* **Work instructions**
Copy out every line that contains "creció".

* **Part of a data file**
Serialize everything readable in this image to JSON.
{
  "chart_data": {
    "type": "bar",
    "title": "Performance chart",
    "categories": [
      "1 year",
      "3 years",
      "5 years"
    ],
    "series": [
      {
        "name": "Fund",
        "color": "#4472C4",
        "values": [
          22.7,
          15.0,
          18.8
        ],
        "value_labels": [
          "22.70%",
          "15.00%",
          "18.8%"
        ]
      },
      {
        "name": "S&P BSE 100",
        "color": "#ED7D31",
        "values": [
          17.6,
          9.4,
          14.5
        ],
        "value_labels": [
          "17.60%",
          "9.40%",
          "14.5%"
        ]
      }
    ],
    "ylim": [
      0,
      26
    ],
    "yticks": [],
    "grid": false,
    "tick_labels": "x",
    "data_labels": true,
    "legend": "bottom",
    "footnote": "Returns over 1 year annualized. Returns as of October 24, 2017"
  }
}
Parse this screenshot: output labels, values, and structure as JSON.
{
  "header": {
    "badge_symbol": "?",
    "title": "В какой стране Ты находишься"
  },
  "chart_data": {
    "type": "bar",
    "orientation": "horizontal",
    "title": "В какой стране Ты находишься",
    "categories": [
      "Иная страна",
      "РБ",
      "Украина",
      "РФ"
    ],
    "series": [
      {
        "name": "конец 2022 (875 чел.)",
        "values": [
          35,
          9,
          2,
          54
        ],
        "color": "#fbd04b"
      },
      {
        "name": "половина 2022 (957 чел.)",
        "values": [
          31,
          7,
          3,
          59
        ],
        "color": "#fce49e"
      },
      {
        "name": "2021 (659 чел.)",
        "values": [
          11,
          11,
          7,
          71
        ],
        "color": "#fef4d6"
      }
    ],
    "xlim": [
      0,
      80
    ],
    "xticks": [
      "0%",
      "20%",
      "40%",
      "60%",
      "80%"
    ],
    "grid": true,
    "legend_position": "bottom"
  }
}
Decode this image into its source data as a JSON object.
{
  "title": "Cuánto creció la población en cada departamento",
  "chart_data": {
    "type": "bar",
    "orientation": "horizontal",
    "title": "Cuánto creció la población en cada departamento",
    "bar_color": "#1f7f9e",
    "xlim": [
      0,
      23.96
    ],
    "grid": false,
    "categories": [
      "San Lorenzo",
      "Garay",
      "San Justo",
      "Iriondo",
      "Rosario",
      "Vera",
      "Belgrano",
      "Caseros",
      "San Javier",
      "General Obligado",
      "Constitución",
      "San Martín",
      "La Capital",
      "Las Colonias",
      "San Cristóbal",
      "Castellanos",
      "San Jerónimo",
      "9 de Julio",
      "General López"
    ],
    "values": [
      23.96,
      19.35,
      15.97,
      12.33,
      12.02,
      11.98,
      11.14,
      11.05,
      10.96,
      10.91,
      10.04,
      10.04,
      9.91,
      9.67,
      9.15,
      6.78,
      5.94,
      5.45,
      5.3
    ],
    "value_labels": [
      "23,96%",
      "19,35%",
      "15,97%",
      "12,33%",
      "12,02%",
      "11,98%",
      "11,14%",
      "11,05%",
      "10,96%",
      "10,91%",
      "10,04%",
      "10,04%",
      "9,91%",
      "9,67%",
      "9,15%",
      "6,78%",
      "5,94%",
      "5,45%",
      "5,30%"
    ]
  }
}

* **Exercise result**
  "title": "Cuánto creció la población en cada departamento",
    "title": "Cuánto creció la población en cada departamento",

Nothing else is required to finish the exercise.